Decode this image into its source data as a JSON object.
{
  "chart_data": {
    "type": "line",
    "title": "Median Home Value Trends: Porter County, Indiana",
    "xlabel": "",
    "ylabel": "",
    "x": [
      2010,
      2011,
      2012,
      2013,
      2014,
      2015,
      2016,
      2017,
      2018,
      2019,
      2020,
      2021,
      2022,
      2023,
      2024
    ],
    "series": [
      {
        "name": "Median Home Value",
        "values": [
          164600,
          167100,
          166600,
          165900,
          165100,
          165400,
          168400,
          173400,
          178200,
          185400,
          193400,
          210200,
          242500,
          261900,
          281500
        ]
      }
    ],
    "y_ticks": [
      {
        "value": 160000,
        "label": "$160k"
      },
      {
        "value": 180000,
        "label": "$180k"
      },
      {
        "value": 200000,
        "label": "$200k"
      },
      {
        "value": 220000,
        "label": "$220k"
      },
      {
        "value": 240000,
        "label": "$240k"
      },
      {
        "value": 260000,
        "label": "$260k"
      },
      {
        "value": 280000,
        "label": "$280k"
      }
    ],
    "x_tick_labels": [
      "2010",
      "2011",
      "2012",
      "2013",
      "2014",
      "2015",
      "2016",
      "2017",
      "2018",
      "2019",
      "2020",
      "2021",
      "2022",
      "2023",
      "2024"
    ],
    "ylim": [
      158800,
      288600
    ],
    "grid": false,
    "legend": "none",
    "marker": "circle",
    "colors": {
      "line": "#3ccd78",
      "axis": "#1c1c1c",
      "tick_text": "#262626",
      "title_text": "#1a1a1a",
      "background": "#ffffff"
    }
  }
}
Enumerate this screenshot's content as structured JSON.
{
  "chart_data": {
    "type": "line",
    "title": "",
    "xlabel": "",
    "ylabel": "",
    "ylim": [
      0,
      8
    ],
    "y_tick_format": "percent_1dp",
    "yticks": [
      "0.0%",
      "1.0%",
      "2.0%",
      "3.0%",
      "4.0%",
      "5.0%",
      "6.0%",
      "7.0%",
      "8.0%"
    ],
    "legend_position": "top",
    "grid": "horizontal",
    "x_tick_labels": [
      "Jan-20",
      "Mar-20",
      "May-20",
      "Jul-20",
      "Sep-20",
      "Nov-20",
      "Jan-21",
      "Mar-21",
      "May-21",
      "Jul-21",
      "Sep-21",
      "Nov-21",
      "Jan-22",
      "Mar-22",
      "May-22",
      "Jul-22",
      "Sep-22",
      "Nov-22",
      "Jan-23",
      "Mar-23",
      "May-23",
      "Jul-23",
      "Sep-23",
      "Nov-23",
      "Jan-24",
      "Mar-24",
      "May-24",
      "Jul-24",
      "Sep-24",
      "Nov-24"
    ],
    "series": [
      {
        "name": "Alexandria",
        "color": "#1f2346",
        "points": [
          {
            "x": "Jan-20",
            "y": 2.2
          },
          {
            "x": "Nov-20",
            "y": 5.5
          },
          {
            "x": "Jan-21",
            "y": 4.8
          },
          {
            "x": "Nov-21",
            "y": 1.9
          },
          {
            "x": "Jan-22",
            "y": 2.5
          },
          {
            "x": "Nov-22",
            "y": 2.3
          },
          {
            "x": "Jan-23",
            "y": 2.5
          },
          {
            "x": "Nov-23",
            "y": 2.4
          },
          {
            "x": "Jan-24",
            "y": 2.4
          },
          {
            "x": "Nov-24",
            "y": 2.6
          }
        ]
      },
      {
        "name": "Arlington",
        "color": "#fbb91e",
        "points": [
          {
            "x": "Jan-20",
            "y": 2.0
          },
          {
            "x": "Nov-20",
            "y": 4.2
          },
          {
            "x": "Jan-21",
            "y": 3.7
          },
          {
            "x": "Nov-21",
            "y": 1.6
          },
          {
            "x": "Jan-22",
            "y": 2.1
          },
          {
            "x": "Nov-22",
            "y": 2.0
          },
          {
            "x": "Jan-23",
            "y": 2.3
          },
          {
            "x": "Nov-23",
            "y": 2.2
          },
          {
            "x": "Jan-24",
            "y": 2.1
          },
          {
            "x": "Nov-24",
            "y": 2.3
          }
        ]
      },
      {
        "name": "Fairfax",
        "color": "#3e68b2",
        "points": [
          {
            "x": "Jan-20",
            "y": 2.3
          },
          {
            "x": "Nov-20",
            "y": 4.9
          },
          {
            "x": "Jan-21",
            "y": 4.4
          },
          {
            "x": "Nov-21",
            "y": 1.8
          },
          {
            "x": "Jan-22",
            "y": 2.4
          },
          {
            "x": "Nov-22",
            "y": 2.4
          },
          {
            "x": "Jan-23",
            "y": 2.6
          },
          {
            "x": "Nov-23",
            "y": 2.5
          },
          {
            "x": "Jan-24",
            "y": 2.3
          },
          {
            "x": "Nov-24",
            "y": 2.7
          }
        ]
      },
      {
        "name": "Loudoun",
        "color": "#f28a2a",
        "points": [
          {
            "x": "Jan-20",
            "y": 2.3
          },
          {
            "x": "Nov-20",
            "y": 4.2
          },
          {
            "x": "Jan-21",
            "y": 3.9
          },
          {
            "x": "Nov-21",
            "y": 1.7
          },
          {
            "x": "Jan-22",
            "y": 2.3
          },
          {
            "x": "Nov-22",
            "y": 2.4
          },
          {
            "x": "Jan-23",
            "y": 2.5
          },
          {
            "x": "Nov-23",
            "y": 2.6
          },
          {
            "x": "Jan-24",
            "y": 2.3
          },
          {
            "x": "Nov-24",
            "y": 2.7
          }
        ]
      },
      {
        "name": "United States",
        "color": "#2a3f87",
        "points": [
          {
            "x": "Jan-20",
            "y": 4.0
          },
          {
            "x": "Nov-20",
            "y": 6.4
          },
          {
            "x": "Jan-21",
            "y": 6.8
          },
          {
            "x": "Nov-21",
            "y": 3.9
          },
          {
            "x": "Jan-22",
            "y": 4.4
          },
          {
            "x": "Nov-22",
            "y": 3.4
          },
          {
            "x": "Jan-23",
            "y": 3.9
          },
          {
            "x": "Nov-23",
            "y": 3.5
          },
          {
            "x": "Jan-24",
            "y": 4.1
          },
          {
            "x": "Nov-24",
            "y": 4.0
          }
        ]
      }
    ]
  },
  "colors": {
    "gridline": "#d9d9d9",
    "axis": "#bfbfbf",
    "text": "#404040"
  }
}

..........

[Problem requirements]
Provide all the records again, word for word.

[Exercise solution]
Decode this image into its source data as a JSON object.
{
  "chart_data": {
    "type": "line",
    "title": "Median Home Value Trends: Porter County, Indiana",
    "xlabel": "",
    "ylabel": "",
    "x": [
      2010,
      2011,
      2012,
      2013,
      2014,
      2015,
      2016,
      2017,
      2018,
      2019,
      2020,
      2021,
      2022,
      2023,
      2024
    ],
    "series": [
      {
        "name": "Median Home Value",
        "values": [
          164600,
          167100,
          166600,
          165900,
          165100,
          165400,
          168400,
          173400,
          178200,
          185400,
          193400,
          210200,
          242500,
          261900,
          281500
        ]
      }
    ],
    "y_ticks": [
      {
        "value": 160000,
        "label": "$160k"
      },
      {
        "value": 180000,
        "label": "$180k"
      },
      {
        "value": 200000,
        "label": "$200k"
      },
      {
        "value": 220000,
        "label": "$220k"
      },
      {
        "value": 240000,
        "label": "$240k"
      },
      {
        "value": 260000,
        "label": "$260k"
      },
      {
        "value": 280000,
        "label": "$280k"
      }
    ],
    "x_tick_labels": [
      "2010",
      "2011",
      "2012",
      "2013",
      "2014",
      "2015",
      "2016",
      "2017",
      "2018",
      "2019",
      "2020",
      "2021",
      "2022",
      "2023",
      "2024"
    ],
    "ylim": [
      158800,
      288600
    ],
    "grid": false,
    "legend": "none",
    "marker": "circle",
    "colors": {
      "line": "#3ccd78",
      "axis": "#1c1c1c",
      "tick_text": "#262626",
      "title_text": "#1a1a1a",
      "background": "#ffffff"
    }
  }
}
Enumerate this screenshot's content as structured JSON.
{
  "chart_data": {
    "type": "line",
    "title": "",
    "xlabel": "",
    "ylabel": "",
    "ylim": [
      0,
      8
    ],
    "y_tick_format": "percent_1dp",
    "yticks": [
      "0.0%",
      "1.0%",
      "2.0%",
      "3.0%",
      "4.0%",
      "5.0%",
      "6.0%",
      "7.0%",
      "8.0%"
    ],
    "legend_position": "top",
    "grid": "horizontal",
    "x_tick_labels": [
      "Jan-20",
      "Mar-20",
      "May-20",
      "Jul-20",
      "Sep-20",
      "Nov-20",
      "Jan-21",
      "Mar-21",
      "May-21",
      "Jul-21",
      "Sep-21",
      "Nov-21",
      "Jan-22",
      "Mar-22",
      "May-22",
      "Jul-22",
      "Sep-22",
      "Nov-22",
      "Jan-23",
      "Mar-23",
      "May-23",
      "Jul-23",
      "Sep-23",
      "Nov-23",
      "Jan-24",
      "Mar-24",
      "May-24",
      "Jul-24",
      "Sep-24",
      "Nov-24"
    ],
    "series": [
      {
        "name": "Alexandria",
        "color": "#1f2346",
        "points": [
          {
            "x": "Jan-20",
            "y": 2.2
          },
          {
            "x": "Nov-20",
            "y": 5.5
          },
          {
            "x": "Jan-21",
            "y": 4.8
          },
          {
            "x": "Nov-21",
            "y": 1.9
          },
          {
            "x": "Jan-22",
            "y": 2.5
          },
          {
            "x": "Nov-22",
            "y": 2.3
          },
          {
            "x": "Jan-23",
            "y": 2.5
          },
          {
            "x": "Nov-23",
            "y": 2.4
          },
          {
            "x": "Jan-24",
            "y": 2.4
          },
          {
            "x": "Nov-24",
            "y": 2.6
          }
        ]
      },
      {
        "name": "Arlington",
        "color": "#fbb91e",
        "points": [
          {
            "x": "Jan-20",
            "y": 2.0
          },
          {
            "x": "Nov-20",
            "y": 4.2
          },
          {
            "x": "Jan-21",
            "y": 3.7
          },
          {
            "x": "Nov-21",
            "y": 1.6
          },
          {
            "x": "Jan-22",
            "y": 2.1
          },
          {
            "x": "Nov-22",
            "y": 2.0
          },
          {
            "x": "Jan-23",
            "y": 2.3
          },
          {
            "x": "Nov-23",
            "y": 2.2
          },
          {
            "x": "Jan-24",
            "y": 2.1
          },
          {
            "x": "Nov-24",
            "y": 2.3
          }
        ]
      },
      {
        "name": "Fairfax",
        "color": "#3e68b2",
        "points": [
          {
            "x": "Jan-20",
            "y": 2.3
          },
          {
            "x": "Nov-20",
            "y": 4.9
          },
          {
            "x": "Jan-21",
            "y": 4.4
          },
          {
            "x": "Nov-21",
            "y": 1.8
          },
          {
            "x": "Jan-22",
            "y": 2.4
          },
          {
            "x": "Nov-22",
            "y": 2.4
          },
          {
            "x": "Jan-23",
            "y": 2.6
          },
          {
            "x": "Nov-23",
            "y": 2.5
          },
          {
            "x": "Jan-24",
            "y": 2.3
          },
          {
            "x": "Nov-24",
            "y": 2.7
          }
        ]
      },
      {
        "name": "Loudoun",
        "color": "#f28a2a",
        "points": [
          {
            "x": "Jan-20",
            "y": 2.3
          },
          {
            "x": "Nov-20",
            "y": 4.2
          },
          {
            "x": "Jan-21",
            "y": 3.9
          },
          {
            "x": "Nov-21",
            "y": 1.7
          },
          {
            "x": "Jan-22",
            "y": 2.3
          },
          {
            "x": "Nov-22",
            "y": 2.4
          },
          {
            "x": "Jan-23",
            "y": 2.5
          },
          {
            "x": "Nov-23",
            "y": 2.6
          },
          {
            "x": "Jan-24",
            "y": 2.3
          },
          {
            "x": "Nov-24",
            "y": 2.7
          }
        ]
      },
      {
        "name": "United States",
        "color": "#2a3f87",
        "points": [
          {
            "x": "Jan-20",
            "y": 4.0
          },
          {
            "x": "Nov-20",
            "y": 6.4
          },
          {
            "x": "Jan-21",
            "y": 6.8
          },
          {
            "x": "Nov-21",
            "y": 3.9
          },
          {
            "x": "Jan-22",
            "y": 4.4
          },
          {
            "x": "Nov-22",
            "y": 3.4
          },
          {
            "x": "Jan-23",
            "y": 3.9
          },
          {
            "x": "Nov-23",
            "y": 3.5
          },
          {
            "x": "Jan-24",
            "y": 4.1
          },
          {
            "x": "Nov-24",
            "y": 4.0
          }
        ]
      }
    ]
  },
  "colors": {
    "gridline": "#d9d9d9",
    "axis": "#bfbfbf",
    "text": "#404040"
  }
}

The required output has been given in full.